_What you need to do_: Emit the entire listing verbatim.

_Given records_:

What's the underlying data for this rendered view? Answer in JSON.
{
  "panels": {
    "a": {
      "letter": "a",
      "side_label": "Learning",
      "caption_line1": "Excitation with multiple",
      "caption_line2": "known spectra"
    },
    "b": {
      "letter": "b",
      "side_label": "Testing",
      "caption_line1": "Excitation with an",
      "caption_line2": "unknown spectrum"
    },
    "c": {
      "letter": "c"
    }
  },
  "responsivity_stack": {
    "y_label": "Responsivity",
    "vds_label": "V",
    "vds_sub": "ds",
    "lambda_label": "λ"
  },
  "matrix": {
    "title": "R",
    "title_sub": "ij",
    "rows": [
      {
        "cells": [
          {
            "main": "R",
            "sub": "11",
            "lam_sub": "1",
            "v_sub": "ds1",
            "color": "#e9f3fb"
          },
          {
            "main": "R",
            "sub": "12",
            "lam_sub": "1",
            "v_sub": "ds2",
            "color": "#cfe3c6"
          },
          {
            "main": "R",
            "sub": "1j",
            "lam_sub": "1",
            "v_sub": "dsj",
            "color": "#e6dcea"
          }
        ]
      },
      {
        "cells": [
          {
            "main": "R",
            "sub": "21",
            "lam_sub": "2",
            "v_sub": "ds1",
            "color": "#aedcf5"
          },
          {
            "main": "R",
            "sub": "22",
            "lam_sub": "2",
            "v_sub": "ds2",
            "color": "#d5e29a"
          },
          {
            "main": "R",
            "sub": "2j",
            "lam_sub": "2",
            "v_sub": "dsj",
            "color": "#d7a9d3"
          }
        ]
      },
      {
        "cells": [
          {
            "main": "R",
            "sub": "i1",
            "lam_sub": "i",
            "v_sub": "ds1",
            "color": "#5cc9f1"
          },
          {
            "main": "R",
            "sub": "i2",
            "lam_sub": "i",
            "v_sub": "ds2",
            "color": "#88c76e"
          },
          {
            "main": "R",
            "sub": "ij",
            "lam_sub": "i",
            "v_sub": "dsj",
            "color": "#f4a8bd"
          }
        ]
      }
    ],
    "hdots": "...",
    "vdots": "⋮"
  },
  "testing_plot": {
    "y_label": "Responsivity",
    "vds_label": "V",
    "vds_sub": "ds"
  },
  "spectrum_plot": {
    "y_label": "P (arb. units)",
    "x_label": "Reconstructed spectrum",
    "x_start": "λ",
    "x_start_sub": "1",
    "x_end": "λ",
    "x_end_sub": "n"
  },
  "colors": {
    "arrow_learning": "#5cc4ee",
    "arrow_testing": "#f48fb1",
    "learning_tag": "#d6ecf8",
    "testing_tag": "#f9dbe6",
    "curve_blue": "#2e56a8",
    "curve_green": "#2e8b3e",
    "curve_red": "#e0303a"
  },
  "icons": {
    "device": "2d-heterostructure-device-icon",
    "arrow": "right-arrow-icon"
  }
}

_Output below_:
What's the underlying data for this rendered view? Answer in JSON.
{
  "panels": {
    "a": {
      "letter": "a",
      "side_label": "Learning",
      "caption_line1": "Excitation with multiple",
      "caption_line2": "known spectra"
    },
    "b": {
      "letter": "b",
      "side_label": "Testing",
      "caption_line1": "Excitation with an",
      "caption_line2": "unknown spectrum"
    },
    "c": {
      "letter": "c"
    }
  },
  "responsivity_stack": {
    "y_label": "Responsivity",
    "vds_label": "V",
    "vds_sub": "ds",
    "lambda_label": "λ"
  },
  "matrix": {
    "title": "R",
    "title_sub": "ij",
    "rows": [
      {
        "cells": [
          {
            "main": "R",
            "sub": "11",
            "lam_sub": "1",
            "v_sub": "ds1",
            "color": "#e9f3fb"
          },
          {
            "main": "R",
            "sub": "12",
            "lam_sub": "1",
            "v_sub": "ds2",
            "color": "#cfe3c6"
          },
          {
            "main": "R",
            "sub": "1j",
            "lam_sub": "1",
            "v_sub": "dsj",
            "color": "#e6dcea"
          }
        ]
      },
      {
        "cells": [
          {
            "main": "R",
            "sub": "21",
            "lam_sub": "2",
            "v_sub": "ds1",
            "color": "#aedcf5"
          },
          {
            "main": "R",
            "sub": "22",
            "lam_sub": "2",
            "v_sub": "ds2",
            "color": "#d5e29a"
          },
          {
            "main": "R",
            "sub": "2j",
            "lam_sub": "2",
            "v_sub": "dsj",
            "color": "#d7a9d3"
          }
        ]
      },
      {
        "cells": [
          {
            "main": "R",
            "sub": "i1",
            "lam_sub": "i",
            "v_sub": "ds1",
            "color": "#5cc9f1"
          },
          {
            "main": "R",
            "sub": "i2",
            "lam_sub": "i",
            "v_sub": "ds2",
            "color": "#88c76e"
          },
          {
            "main": "R",
            "sub": "ij",
            "lam_sub": "i",
            "v_sub": "dsj",
            "color": "#f4a8bd"
          }
        ]
      }
    ],
    "hdots": "...",
    "vdots": "⋮"
  },
  "testing_plot": {
    "y_label": "Responsivity",
    "vds_label": "V",
    "vds_sub": "ds"
  },
  "spectrum_plot": {
    "y_label": "P (arb. units)",
    "x_label": "Reconstructed spectrum",
    "x_start": "λ",
    "x_start_sub": "1",
    "x_end": "λ",
    "x_end_sub": "n"
  },
  "colors": {
    "arrow_learning": "#5cc4ee",
    "arrow_testing": "#f48fb1",
    "learning_tag": "#d6ecf8",
    "testing_tag": "#f9dbe6",
    "curve_blue": "#2e56a8",
    "curve_green": "#2e8b3e",
    "curve_red": "#e0303a"
  },
  "icons": {
    "device": "2d-heterostructure-device-icon",
    "arrow": "right-arrow-icon"
  }
}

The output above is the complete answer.